* _Goal_: Find the lines that hold the word "Tracker" and return them.

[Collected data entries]

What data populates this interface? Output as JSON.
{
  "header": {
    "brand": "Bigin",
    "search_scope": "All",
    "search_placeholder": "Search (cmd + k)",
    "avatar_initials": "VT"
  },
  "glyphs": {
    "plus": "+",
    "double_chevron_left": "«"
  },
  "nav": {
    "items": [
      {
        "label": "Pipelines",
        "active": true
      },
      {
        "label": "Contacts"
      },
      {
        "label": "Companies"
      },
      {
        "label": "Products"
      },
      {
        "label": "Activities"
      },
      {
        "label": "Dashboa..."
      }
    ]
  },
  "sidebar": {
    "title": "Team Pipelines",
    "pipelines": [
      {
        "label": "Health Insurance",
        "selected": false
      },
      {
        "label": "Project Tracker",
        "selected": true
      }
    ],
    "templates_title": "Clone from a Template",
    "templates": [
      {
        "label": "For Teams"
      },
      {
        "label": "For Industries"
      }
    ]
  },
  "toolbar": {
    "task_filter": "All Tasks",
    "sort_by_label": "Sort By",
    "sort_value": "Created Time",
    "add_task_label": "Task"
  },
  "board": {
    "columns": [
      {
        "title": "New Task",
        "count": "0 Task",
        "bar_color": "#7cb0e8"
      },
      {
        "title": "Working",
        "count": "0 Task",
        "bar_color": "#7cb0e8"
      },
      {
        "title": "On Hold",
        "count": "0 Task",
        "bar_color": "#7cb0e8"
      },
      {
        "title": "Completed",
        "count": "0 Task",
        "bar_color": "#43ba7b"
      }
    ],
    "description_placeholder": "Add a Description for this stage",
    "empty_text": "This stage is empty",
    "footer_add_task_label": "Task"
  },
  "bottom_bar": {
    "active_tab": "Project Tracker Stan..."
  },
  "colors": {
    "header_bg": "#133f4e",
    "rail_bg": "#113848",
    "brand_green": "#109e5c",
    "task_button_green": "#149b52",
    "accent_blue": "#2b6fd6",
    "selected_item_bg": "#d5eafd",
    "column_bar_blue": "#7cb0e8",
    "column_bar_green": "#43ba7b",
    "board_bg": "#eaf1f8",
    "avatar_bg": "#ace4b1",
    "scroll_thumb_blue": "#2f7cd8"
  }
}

* _Task response_:
        "label": "Project Tracker",
    "active_tab": "Project Tracker Stan..."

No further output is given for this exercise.